Where a line of the listing below includes the word "document", reproduce that line.

★ ★ ★ ★ ★

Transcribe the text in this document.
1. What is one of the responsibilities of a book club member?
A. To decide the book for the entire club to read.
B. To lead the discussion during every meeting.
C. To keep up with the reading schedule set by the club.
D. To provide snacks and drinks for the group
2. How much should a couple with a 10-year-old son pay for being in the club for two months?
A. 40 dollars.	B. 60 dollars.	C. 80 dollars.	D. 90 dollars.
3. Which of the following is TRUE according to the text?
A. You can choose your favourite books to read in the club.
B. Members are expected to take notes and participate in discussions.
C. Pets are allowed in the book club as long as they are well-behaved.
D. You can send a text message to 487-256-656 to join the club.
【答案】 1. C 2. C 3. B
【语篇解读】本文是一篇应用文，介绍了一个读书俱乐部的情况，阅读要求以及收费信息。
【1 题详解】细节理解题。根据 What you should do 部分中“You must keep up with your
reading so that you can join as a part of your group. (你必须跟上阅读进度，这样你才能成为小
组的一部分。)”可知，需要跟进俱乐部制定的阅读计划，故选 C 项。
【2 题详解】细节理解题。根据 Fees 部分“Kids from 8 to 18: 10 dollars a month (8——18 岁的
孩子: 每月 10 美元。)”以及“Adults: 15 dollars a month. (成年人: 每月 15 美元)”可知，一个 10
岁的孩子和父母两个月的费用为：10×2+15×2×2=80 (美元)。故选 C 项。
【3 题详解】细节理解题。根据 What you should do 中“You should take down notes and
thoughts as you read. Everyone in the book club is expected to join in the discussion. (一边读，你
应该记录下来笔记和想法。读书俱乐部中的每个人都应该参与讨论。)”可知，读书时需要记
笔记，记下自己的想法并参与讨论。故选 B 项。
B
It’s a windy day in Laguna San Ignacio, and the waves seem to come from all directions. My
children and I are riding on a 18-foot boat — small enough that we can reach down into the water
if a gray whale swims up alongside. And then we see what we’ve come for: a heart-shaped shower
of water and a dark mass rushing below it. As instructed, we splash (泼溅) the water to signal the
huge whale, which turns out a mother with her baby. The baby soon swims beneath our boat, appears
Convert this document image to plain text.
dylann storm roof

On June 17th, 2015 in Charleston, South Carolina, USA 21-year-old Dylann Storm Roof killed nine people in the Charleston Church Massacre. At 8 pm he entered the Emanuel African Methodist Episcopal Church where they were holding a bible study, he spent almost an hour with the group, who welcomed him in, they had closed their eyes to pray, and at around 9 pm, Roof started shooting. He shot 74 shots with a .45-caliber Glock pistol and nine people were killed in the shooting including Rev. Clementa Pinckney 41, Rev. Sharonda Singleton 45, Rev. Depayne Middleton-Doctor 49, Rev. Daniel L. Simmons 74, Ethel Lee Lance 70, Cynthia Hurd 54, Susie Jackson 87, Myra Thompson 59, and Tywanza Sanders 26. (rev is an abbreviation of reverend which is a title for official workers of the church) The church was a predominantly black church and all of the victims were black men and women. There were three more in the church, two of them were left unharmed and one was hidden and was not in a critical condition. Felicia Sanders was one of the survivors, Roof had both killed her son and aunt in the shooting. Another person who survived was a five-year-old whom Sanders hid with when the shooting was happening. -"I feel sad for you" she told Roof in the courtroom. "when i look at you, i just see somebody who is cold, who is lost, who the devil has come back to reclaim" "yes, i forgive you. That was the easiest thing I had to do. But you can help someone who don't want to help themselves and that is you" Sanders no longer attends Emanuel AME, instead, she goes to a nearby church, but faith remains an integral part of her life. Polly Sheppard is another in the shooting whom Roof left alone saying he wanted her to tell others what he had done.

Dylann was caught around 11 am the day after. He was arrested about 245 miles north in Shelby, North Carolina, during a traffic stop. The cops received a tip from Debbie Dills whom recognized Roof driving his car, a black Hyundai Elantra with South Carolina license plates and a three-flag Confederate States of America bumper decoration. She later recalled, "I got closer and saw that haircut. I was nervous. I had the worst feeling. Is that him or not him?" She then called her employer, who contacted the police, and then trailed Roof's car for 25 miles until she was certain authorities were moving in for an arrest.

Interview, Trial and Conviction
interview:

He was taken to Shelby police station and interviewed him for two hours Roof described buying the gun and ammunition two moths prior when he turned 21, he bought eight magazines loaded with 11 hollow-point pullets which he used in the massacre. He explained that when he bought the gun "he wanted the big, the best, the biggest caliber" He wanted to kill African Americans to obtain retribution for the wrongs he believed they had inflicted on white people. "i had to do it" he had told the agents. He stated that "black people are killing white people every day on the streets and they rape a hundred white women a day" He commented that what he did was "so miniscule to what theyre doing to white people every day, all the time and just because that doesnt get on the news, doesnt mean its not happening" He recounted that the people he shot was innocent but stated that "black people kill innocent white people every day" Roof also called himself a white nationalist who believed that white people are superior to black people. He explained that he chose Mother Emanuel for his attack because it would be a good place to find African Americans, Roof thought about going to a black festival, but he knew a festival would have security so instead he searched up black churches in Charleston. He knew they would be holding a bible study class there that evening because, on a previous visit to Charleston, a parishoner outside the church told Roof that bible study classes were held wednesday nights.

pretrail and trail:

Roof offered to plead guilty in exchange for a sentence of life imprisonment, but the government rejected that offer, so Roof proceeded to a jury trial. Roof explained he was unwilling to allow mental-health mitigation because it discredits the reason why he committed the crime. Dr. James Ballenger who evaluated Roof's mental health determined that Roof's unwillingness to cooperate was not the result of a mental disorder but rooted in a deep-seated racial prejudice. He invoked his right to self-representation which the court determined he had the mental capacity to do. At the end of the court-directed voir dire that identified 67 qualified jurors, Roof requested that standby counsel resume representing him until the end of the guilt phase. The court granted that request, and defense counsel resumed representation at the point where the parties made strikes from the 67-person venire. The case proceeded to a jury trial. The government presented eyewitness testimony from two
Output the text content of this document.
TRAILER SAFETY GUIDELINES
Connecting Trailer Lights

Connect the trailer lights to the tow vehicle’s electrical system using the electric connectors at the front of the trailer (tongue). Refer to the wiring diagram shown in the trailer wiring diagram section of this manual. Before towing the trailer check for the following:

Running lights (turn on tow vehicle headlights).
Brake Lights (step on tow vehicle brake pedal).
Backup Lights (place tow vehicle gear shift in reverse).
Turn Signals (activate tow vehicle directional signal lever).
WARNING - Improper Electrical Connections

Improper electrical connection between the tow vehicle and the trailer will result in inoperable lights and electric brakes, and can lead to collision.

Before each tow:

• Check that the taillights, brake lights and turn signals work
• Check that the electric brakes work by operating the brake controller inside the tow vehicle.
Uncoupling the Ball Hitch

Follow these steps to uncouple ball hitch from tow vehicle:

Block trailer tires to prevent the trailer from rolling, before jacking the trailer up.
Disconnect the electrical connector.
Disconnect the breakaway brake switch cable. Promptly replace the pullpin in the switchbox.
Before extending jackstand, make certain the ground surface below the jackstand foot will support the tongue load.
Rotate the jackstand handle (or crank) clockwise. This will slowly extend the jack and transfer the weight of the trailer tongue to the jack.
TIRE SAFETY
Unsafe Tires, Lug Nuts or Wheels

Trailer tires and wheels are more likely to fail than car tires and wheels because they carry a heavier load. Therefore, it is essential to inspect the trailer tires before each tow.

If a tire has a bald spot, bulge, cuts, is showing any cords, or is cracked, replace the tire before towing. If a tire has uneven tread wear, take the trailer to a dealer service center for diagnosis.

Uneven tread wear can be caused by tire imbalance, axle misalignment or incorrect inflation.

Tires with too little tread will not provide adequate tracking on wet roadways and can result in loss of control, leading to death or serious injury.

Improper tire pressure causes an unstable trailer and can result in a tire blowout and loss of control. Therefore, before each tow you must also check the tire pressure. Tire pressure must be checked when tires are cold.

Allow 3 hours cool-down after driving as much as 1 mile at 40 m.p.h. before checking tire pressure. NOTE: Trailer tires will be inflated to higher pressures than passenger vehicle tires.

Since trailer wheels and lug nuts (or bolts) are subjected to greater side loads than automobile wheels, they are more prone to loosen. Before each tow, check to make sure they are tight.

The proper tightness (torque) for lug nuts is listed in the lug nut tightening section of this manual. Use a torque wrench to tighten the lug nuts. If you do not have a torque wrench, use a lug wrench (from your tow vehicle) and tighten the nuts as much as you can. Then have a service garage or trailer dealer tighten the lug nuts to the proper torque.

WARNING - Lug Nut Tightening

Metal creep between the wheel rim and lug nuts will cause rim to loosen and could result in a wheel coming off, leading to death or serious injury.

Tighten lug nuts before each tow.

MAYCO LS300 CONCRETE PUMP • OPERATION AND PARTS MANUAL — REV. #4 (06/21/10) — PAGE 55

★ ★ ★ ★ ★

→ **Written solution**:
Transcribe the text in this document.
Convert this document image to plain text.
Output the text content of this document.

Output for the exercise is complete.